• Given records:
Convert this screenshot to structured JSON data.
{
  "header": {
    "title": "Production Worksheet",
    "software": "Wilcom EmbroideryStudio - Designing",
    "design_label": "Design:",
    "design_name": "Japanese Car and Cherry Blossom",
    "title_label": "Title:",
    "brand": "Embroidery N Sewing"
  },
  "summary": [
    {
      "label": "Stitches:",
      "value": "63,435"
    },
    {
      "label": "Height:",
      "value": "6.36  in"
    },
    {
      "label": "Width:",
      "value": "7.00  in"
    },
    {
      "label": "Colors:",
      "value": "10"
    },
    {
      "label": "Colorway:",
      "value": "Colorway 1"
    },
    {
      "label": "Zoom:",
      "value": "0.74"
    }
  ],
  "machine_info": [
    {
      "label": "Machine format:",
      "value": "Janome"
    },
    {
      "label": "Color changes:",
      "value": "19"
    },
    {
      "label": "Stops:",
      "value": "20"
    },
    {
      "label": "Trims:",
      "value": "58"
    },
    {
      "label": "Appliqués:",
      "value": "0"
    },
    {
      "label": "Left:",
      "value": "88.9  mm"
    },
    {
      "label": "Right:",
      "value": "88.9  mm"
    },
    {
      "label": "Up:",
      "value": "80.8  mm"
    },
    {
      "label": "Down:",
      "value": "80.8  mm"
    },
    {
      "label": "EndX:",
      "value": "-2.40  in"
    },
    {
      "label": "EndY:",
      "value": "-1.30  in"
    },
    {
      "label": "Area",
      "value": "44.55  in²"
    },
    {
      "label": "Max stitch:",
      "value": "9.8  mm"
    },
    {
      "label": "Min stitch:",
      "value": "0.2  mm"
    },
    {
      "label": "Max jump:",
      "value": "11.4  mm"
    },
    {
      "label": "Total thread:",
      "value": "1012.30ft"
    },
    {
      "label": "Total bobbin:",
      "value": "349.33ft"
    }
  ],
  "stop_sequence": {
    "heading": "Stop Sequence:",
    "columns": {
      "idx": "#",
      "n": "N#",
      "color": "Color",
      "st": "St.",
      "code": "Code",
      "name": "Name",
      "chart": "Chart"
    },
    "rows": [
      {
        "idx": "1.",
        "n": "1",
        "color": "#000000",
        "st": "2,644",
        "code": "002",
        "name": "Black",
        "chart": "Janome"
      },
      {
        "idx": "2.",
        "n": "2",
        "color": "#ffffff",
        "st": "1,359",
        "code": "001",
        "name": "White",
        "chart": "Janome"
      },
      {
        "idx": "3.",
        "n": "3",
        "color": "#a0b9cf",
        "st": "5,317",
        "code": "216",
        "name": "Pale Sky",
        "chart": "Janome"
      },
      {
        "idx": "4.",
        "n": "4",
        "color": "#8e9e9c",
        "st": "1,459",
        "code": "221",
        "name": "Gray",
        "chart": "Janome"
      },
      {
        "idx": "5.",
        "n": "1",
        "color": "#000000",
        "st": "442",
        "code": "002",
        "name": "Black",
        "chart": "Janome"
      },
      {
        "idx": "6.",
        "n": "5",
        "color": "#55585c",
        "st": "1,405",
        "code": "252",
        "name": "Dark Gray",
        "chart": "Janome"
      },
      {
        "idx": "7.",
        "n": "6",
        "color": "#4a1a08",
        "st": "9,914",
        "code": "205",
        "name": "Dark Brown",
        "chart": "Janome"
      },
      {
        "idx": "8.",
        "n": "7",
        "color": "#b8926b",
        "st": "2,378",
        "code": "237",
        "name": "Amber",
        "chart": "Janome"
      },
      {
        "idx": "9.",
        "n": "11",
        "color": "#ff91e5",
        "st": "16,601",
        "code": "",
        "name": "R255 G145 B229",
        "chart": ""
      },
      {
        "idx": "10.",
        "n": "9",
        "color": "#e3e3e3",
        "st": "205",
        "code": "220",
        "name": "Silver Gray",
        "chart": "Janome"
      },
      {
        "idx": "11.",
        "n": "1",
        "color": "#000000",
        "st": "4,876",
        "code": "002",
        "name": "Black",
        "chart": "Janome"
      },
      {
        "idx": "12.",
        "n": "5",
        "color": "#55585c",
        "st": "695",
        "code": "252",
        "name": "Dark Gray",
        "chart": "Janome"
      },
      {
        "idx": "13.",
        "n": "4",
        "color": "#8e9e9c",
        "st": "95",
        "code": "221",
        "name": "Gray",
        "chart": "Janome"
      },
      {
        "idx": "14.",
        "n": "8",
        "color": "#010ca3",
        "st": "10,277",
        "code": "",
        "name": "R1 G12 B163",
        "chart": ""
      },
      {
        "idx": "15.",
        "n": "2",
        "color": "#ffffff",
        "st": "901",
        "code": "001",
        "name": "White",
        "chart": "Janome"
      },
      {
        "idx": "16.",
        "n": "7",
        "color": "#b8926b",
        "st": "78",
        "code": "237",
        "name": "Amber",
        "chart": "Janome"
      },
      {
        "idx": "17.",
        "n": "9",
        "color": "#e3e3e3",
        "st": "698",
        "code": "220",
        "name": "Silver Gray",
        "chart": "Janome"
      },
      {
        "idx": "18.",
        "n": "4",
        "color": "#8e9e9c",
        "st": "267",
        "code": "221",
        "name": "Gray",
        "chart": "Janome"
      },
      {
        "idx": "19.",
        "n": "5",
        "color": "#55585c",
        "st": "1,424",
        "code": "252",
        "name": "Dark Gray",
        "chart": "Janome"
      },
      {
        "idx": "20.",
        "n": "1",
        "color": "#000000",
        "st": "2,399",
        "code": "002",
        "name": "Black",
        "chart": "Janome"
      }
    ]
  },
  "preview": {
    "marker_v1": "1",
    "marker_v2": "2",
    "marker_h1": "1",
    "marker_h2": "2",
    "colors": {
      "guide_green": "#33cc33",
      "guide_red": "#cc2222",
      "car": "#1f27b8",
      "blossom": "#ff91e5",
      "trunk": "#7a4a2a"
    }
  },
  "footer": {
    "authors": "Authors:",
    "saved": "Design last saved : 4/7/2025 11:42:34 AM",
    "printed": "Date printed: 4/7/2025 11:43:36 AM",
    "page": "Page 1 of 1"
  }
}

• Task directions: The records above should be duplicated in full, exactly as given.

• Task solution:
Convert this screenshot to structured JSON data.
{
  "header": {
    "title": "Production Worksheet",
    "software": "Wilcom EmbroideryStudio - Designing",
    "design_label": "Design:",
    "design_name": "Japanese Car and Cherry Blossom",
    "title_label": "Title:",
    "brand": "Embroidery N Sewing"
  },
  "summary": [
    {
      "label": "Stitches:",
      "value": "63,435"
    },
    {
      "label": "Height:",
      "value": "6.36  in"
    },
    {
      "label": "Width:",
      "value": "7.00  in"
    },
    {
      "label": "Colors:",
      "value": "10"
    },
    {
      "label": "Colorway:",
      "value": "Colorway 1"
    },
    {
      "label": "Zoom:",
      "value": "0.74"
    }
  ],
  "machine_info": [
    {
      "label": "Machine format:",
      "value": "Janome"
    },
    {
      "label": "Color changes:",
      "value": "19"
    },
    {
      "label": "Stops:",
      "value": "20"
    },
    {
      "label": "Trims:",
      "value": "58"
    },
    {
      "label": "Appliqués:",
      "value": "0"
    },
    {
      "label": "Left:",
      "value": "88.9  mm"
    },
    {
      "label": "Right:",
      "value": "88.9  mm"
    },
    {
      "label": "Up:",
      "value": "80.8  mm"
    },
    {
      "label": "Down:",
      "value": "80.8  mm"
    },
    {
      "label": "EndX:",
      "value": "-2.40  in"
    },
    {
      "label": "EndY:",
      "value": "-1.30  in"
    },
    {
      "label": "Area",
      "value": "44.55  in²"
    },
    {
      "label": "Max stitch:",
      "value": "9.8  mm"
    },
    {
      "label": "Min stitch:",
      "value": "0.2  mm"
    },
    {
      "label": "Max jump:",
      "value": "11.4  mm"
    },
    {
      "label": "Total thread:",
      "value": "1012.30ft"
    },
    {
      "label": "Total bobbin:",
      "value": "349.33ft"
    }
  ],
  "stop_sequence": {
    "heading": "Stop Sequence:",
    "columns": {
      "idx": "#",
      "n": "N#",
      "color": "Color",
      "st": "St.",
      "code": "Code",
      "name": "Name",
      "chart": "Chart"
    },
    "rows": [
      {
        "idx": "1.",
        "n": "1",
        "color": "#000000",
        "st": "2,644",
        "code": "002",
        "name": "Black",
        "chart": "Janome"
      },
      {
        "idx": "2.",
        "n": "2",
        "color": "#ffffff",
        "st": "1,359",
        "code": "001",
        "name": "White",
        "chart": "Janome"
      },
      {
        "idx": "3.",
        "n": "3",
        "color": "#a0b9cf",
        "st": "5,317",
        "code": "216",
        "name": "Pale Sky",
        "chart": "Janome"
      },
      {
        "idx": "4.",
        "n": "4",
        "color": "#8e9e9c",
        "st": "1,459",
        "code": "221",
        "name": "Gray",
        "chart": "Janome"
      },
      {
        "idx": "5.",
        "n": "1",
        "color": "#000000",
        "st": "442",
        "code": "002",
        "name": "Black",
        "chart": "Janome"
      },
      {
        "idx": "6.",
        "n": "5",
        "color": "#55585c",
        "st": "1,405",
        "code": "252",
        "name": "Dark Gray",
        "chart": "Janome"
      },
      {
        "idx": "7.",
        "n": "6",
        "color": "#4a1a08",
        "st": "9,914",
        "code": "205",
        "name": "Dark Brown",
        "chart": "Janome"
      },
      {
        "idx": "8.",
        "n": "7",
        "color": "#b8926b",
        "st": "2,378",
        "code": "237",
        "name": "Amber",
        "chart": "Janome"
      },
      {
        "idx": "9.",
        "n": "11",
        "color": "#ff91e5",
        "st": "16,601",
        "code": "",
        "name": "R255 G145 B229",
        "chart": ""
      },
      {
        "idx": "10.",
        "n": "9",
        "color": "#e3e3e3",
        "st": "205",
        "code": "220",
        "name": "Silver Gray",
        "chart": "Janome"
      },
      {
        "idx": "11.",
        "n": "1",
        "color": "#000000",
        "st": "4,876",
        "code": "002",
        "name": "Black",
        "chart": "Janome"
      },
      {
        "idx": "12.",
        "n": "5",
        "color": "#55585c",
        "st": "695",
        "code": "252",
        "name": "Dark Gray",
        "chart": "Janome"
      },
      {
        "idx": "13.",
        "n": "4",
        "color": "#8e9e9c",
        "st": "95",
        "code": "221",
        "name": "Gray",
        "chart": "Janome"
      },
      {
        "idx": "14.",
        "n": "8",
        "color": "#010ca3",
        "st": "10,277",
        "code": "",
        "name": "R1 G12 B163",
        "chart": ""
      },
      {
        "idx": "15.",
        "n": "2",
        "color": "#ffffff",
        "st": "901",
        "code": "001",
        "name": "White",
        "chart": "Janome"
      },
      {
        "idx": "16.",
        "n": "7",
        "color": "#b8926b",
        "st": "78",
        "code": "237",
        "name": "Amber",
        "chart": "Janome"
      },
      {
        "idx": "17.",
        "n": "9",
        "color": "#e3e3e3",
        "st": "698",
        "code": "220",
        "name": "Silver Gray",
        "chart": "Janome"
      },
      {
        "idx": "18.",
        "n": "4",
        "color": "#8e9e9c",
        "st": "267",
        "code": "221",
        "name": "Gray",
        "chart": "Janome"
      },
      {
        "idx": "19.",
        "n": "5",
        "color": "#55585c",
        "st": "1,424",
        "code": "252",
        "name": "Dark Gray",
        "chart": "Janome"
      },
      {
        "idx": "20.",
        "n": "1",
        "color": "#000000",
        "st": "2,399",
        "code": "002",
        "name": "Black",
        "chart": "Janome"
      }
    ]
  },
  "preview": {
    "marker_v1": "1",
    "marker_v2": "2",
    "marker_h1": "1",
    "marker_h2": "2",
    "colors": {
      "guide_green": "#33cc33",
      "guide_red": "#cc2222",
      "car": "#1f27b8",
      "blossom": "#ff91e5",
      "trunk": "#7a4a2a"
    }
  },
  "footer": {
    "authors": "Authors:",
    "saved": "Design last saved : 4/7/2025 11:42:34 AM",
    "printed": "Date printed: 4/7/2025 11:43:36 AM",
    "page": "Page 1 of 1"
  }
}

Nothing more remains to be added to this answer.